Written problem - Find the string "value" in the entries and copy each line that has it.

The input -
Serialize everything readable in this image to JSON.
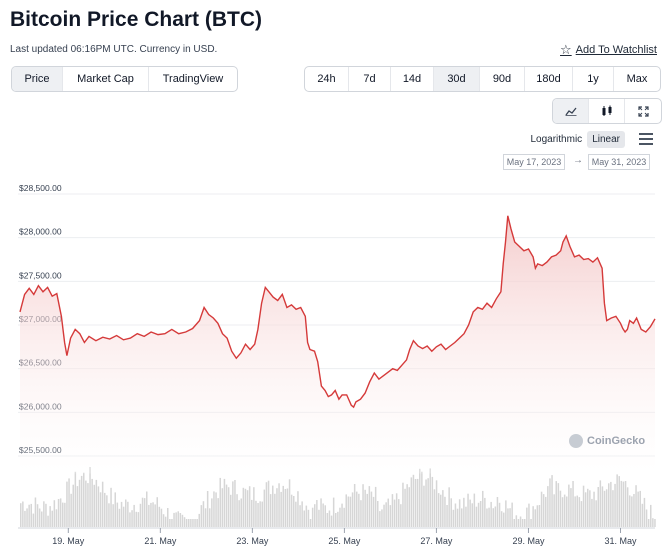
{
  "header": {
    "title": "Bitcoin Price Chart (BTC)",
    "updated": "Last updated 06:16PM UTC. Currency in USD.",
    "watchlist": "Add To Watchlist",
    "watchlist_icon": "star-icon"
  },
  "chart_type_tabs": [
    {
      "label": "Price",
      "active": true
    },
    {
      "label": "Market Cap",
      "active": false
    },
    {
      "label": "TradingView",
      "active": false
    }
  ],
  "range_tabs": [
    {
      "label": "24h",
      "active": false
    },
    {
      "label": "7d",
      "active": false
    },
    {
      "label": "14d",
      "active": false
    },
    {
      "label": "30d",
      "active": true
    },
    {
      "label": "90d",
      "active": false
    },
    {
      "label": "180d",
      "active": false
    },
    {
      "label": "1y",
      "active": false
    },
    {
      "label": "Max",
      "active": false
    }
  ],
  "view_icons": [
    "line-chart-icon",
    "candlestick-icon",
    "fullscreen-icon"
  ],
  "scale": {
    "logarithmic": "Logarithmic",
    "linear": "Linear",
    "selected": "Linear"
  },
  "date_range": {
    "from": "May 17, 2023",
    "arrow": "→",
    "to": "May 31, 2023"
  },
  "brand": "CoinGecko",
  "colors": {
    "line": "#d53a3a",
    "fill": "#f7d8d8",
    "volume": "#d4d4d4",
    "active_tab": "#eef0f3"
  },
  "chart_data": {
    "type": "area",
    "ylabel": "",
    "y_ticks": [
      {
        "value": 28500,
        "label": "$28,500.00"
      },
      {
        "value": 28000,
        "label": "$28,000.00"
      },
      {
        "value": 27500,
        "label": "$27,500.00"
      },
      {
        "value": 27000,
        "label": "$27,000.00"
      },
      {
        "value": 26500,
        "label": "$26,500.00"
      },
      {
        "value": 26000,
        "label": "$26,000.00"
      },
      {
        "value": 25500,
        "label": "$25,500.00"
      }
    ],
    "ylim": [
      25300,
      28700
    ],
    "x_ticks": [
      {
        "day": 19,
        "label": "19. May"
      },
      {
        "day": 21,
        "label": "21. May"
      },
      {
        "day": 23,
        "label": "23. May"
      },
      {
        "day": 25,
        "label": "25. May"
      },
      {
        "day": 27,
        "label": "27. May"
      },
      {
        "day": 29,
        "label": "29. May"
      },
      {
        "day": 31,
        "label": "31. May"
      }
    ],
    "xlim": [
      17.95,
      31.75
    ],
    "series": [
      {
        "points": [
          [
            17.95,
            27150
          ],
          [
            18.05,
            27350
          ],
          [
            18.15,
            27420
          ],
          [
            18.25,
            27350
          ],
          [
            18.35,
            27450
          ],
          [
            18.45,
            27380
          ],
          [
            18.55,
            27430
          ],
          [
            18.65,
            27330
          ],
          [
            18.75,
            27360
          ],
          [
            18.85,
            27100
          ],
          [
            18.92,
            26800
          ],
          [
            18.97,
            26650
          ],
          [
            19.05,
            26850
          ],
          [
            19.15,
            26950
          ],
          [
            19.25,
            26900
          ],
          [
            19.35,
            26800
          ],
          [
            19.45,
            26870
          ],
          [
            19.6,
            26820
          ],
          [
            19.75,
            26860
          ],
          [
            19.9,
            26840
          ],
          [
            20.05,
            26880
          ],
          [
            20.2,
            26830
          ],
          [
            20.35,
            26850
          ],
          [
            20.5,
            26900
          ],
          [
            20.65,
            26870
          ],
          [
            20.8,
            26920
          ],
          [
            20.95,
            26890
          ],
          [
            21.1,
            26900
          ],
          [
            21.25,
            26950
          ],
          [
            21.4,
            26900
          ],
          [
            21.55,
            26920
          ],
          [
            21.7,
            26960
          ],
          [
            21.85,
            27050
          ],
          [
            21.95,
            27200
          ],
          [
            22.05,
            27120
          ],
          [
            22.15,
            27080
          ],
          [
            22.25,
            27020
          ],
          [
            22.35,
            26900
          ],
          [
            22.45,
            26850
          ],
          [
            22.55,
            26700
          ],
          [
            22.65,
            26620
          ],
          [
            22.75,
            26680
          ],
          [
            22.85,
            26780
          ],
          [
            22.95,
            26720
          ],
          [
            23.05,
            26780
          ],
          [
            23.12,
            26950
          ],
          [
            23.2,
            27250
          ],
          [
            23.28,
            27430
          ],
          [
            23.36,
            27380
          ],
          [
            23.45,
            27320
          ],
          [
            23.55,
            27280
          ],
          [
            23.65,
            27350
          ],
          [
            23.75,
            27200
          ],
          [
            23.85,
            27230
          ],
          [
            23.95,
            27180
          ],
          [
            24.05,
            27200
          ],
          [
            24.15,
            27100
          ],
          [
            24.2,
            26800
          ],
          [
            24.25,
            26720
          ],
          [
            24.35,
            26700
          ],
          [
            24.42,
            26580
          ],
          [
            24.5,
            26300
          ],
          [
            24.58,
            26250
          ],
          [
            24.65,
            26180
          ],
          [
            24.72,
            26200
          ],
          [
            24.8,
            26250
          ],
          [
            24.88,
            26150
          ],
          [
            24.95,
            26200
          ],
          [
            25.05,
            26200
          ],
          [
            25.15,
            26080
          ],
          [
            25.2,
            26060
          ],
          [
            25.25,
            26120
          ],
          [
            25.35,
            26150
          ],
          [
            25.45,
            26220
          ],
          [
            25.55,
            26350
          ],
          [
            25.65,
            26450
          ],
          [
            25.75,
            26380
          ],
          [
            25.85,
            26420
          ],
          [
            25.95,
            26460
          ],
          [
            26.05,
            26500
          ],
          [
            26.15,
            26480
          ],
          [
            26.25,
            26540
          ],
          [
            26.35,
            26600
          ],
          [
            26.42,
            26720
          ],
          [
            26.5,
            26820
          ],
          [
            26.6,
            26760
          ],
          [
            26.7,
            26730
          ],
          [
            26.8,
            26760
          ],
          [
            26.9,
            26700
          ],
          [
            27.0,
            26750
          ],
          [
            27.1,
            26780
          ],
          [
            27.2,
            26720
          ],
          [
            27.3,
            26760
          ],
          [
            27.4,
            26800
          ],
          [
            27.5,
            26850
          ],
          [
            27.6,
            26900
          ],
          [
            27.7,
            27000
          ],
          [
            27.8,
            27150
          ],
          [
            27.9,
            27200
          ],
          [
            28.0,
            27180
          ],
          [
            28.1,
            27250
          ],
          [
            28.2,
            27200
          ],
          [
            28.3,
            27300
          ],
          [
            28.4,
            27380
          ],
          [
            28.45,
            27700
          ],
          [
            28.5,
            27950
          ],
          [
            28.55,
            28250
          ],
          [
            28.62,
            28100
          ],
          [
            28.7,
            27950
          ],
          [
            28.8,
            27900
          ],
          [
            28.9,
            27850
          ],
          [
            29.0,
            27870
          ],
          [
            29.1,
            27780
          ],
          [
            29.15,
            27650
          ],
          [
            29.2,
            27700
          ],
          [
            29.3,
            27680
          ],
          [
            29.4,
            27720
          ],
          [
            29.5,
            27780
          ],
          [
            29.6,
            27800
          ],
          [
            29.7,
            27850
          ],
          [
            29.75,
            27950
          ],
          [
            29.82,
            28020
          ],
          [
            29.9,
            27900
          ],
          [
            30.0,
            27780
          ],
          [
            30.1,
            27800
          ],
          [
            30.2,
            27750
          ],
          [
            30.3,
            27760
          ],
          [
            30.4,
            27720
          ],
          [
            30.5,
            27770
          ],
          [
            30.6,
            27650
          ],
          [
            30.65,
            27250
          ],
          [
            30.7,
            27050
          ],
          [
            30.8,
            27080
          ],
          [
            30.9,
            27100
          ],
          [
            31.0,
            27020
          ],
          [
            31.05,
            26960
          ],
          [
            31.1,
            26920
          ],
          [
            31.15,
            26950
          ],
          [
            31.2,
            27050
          ],
          [
            31.28,
            27020
          ],
          [
            31.35,
            27080
          ],
          [
            31.45,
            26950
          ],
          [
            31.55,
            26920
          ],
          [
            31.65,
            26980
          ],
          [
            31.75,
            27070
          ]
        ]
      }
    ],
    "volume_note": "volume bars shown beneath price"
  }
}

Result -
        "value": 28500,
        "value": 28000,
        "value": 27500,
        "value": 27000,
        "value": 26500,
        "value": 26000,
        "value": 25500,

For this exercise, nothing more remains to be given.